+++ TESTO FORNITO
Pubblicato da: Categoria: CULTURA

20
LUG
2012

 

Vivere di arte si può, e ce lo racconta questo pittore tarantino, che a Roma vive e trae ispirazione. Nella sua pittura c’è posto per tutto, ma lui ha un rifugio sempre pronto
 
Presentarvi l'artista di oggi non è per me una cosa semplice, anzi la definirei una vera e propria sfida, ma non potevo assolutamente farmi scappare questa possibilità, e poi se non sbaglio si dice che siano proprio le sfide a farci crescere. Ma, oltre a una mia crescita personale, sono sicura di fare un regalo a tutti i lettori che hanno preso a cuore la mia ricerca di artisti e talenti nel nostro territorio. Oggi, con questa intervista, potrò finalmente parlare di chi di arte ci vive e che consiglia a chi vuole far questo nella vita di non arrendersi, di perseverare e crederci. Roberto Ferri, tarantino, classe 1978, vive a Roma da quando aveva diciannove anni. Ispirato dai pittori del Barocco, e da altri antichi maestri del Romanticismo, Accademismo e Simbolismo, si impone brillantemente nel panorama artistico contemporaneo mondiale, con la sua pittura, che non solo è da sempre una componente della sua vita ma  è anche il suo modo di essere. Roberto ha risposto alle mie domande con una chiarezza e sensibilità che rivela senza dubbio una personalità già matura e sicura, ma che non ha paura di lasciar emergere anche l'affetto e il legame che prova nei confronti della sua terra, della nostra terra, questa stranissima e così enigmatica terra chiamata Taranto.
++++++
+++ DATI ESTRATTI
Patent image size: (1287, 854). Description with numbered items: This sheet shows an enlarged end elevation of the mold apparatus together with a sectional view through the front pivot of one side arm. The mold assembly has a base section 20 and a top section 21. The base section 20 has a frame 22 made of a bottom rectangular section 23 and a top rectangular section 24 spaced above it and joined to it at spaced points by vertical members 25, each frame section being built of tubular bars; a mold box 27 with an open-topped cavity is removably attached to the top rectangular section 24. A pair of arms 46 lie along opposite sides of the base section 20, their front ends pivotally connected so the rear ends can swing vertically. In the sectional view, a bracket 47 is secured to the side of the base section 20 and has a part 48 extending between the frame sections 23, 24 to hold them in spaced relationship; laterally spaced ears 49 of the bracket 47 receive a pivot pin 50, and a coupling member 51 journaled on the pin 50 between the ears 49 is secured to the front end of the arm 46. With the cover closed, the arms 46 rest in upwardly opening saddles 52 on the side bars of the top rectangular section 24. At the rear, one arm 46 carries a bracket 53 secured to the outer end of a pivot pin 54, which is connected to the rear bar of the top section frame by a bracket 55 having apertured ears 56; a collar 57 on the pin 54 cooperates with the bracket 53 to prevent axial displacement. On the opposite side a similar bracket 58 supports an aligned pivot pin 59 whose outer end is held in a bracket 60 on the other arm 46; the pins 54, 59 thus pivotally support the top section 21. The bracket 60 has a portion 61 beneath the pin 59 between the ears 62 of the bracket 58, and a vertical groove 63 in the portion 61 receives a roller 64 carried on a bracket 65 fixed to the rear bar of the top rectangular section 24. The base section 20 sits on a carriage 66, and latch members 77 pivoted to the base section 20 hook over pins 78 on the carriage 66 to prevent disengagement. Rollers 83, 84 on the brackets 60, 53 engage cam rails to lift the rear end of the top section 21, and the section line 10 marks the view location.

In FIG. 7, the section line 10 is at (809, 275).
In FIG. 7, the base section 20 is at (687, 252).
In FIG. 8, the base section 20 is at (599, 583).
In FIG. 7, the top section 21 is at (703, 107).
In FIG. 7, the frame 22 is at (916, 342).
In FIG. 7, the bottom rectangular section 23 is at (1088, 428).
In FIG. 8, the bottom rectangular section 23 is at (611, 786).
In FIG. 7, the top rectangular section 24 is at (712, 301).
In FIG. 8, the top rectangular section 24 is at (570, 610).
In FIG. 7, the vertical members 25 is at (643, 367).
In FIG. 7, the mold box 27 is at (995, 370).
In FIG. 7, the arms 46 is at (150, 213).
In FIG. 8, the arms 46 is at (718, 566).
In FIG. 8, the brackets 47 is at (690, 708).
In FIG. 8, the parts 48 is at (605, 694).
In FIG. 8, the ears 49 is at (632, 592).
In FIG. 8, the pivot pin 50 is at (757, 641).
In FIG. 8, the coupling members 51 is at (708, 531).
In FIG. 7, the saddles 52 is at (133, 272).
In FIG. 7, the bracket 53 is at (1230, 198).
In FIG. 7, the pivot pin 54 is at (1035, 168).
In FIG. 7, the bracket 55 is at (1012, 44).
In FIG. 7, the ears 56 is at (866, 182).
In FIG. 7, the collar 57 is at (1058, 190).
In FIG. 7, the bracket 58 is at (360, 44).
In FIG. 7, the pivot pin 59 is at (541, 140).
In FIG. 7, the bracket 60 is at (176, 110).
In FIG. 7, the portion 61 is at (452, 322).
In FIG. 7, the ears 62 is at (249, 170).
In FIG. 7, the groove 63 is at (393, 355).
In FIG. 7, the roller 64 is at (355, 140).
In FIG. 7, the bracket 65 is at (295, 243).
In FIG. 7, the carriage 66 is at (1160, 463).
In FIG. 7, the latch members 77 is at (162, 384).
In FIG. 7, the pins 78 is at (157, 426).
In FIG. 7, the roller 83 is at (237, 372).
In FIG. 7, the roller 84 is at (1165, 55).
++++++
__ESERCIZI__
(a) Rispondi a queste domande sull'articolo su Roberto Ferri:
(i) In che anno è nato Roberto Ferri?
(ii) A che età è andato a vivere a Roma?
(iii) In quale categoria è pubblicato l'articolo?
(b) Elenca i periodi e i movimenti artistici da cui, secondo l'articolo su Roberto Ferri, il pittore trae ispirazione.

__SOLUZIONI__
(a)
(i) Nel 1978.
(ii) A diciannove anni.
(iii) Cultura.

(b) Barocco, Romanticismo, Accademismo, Simbolismo.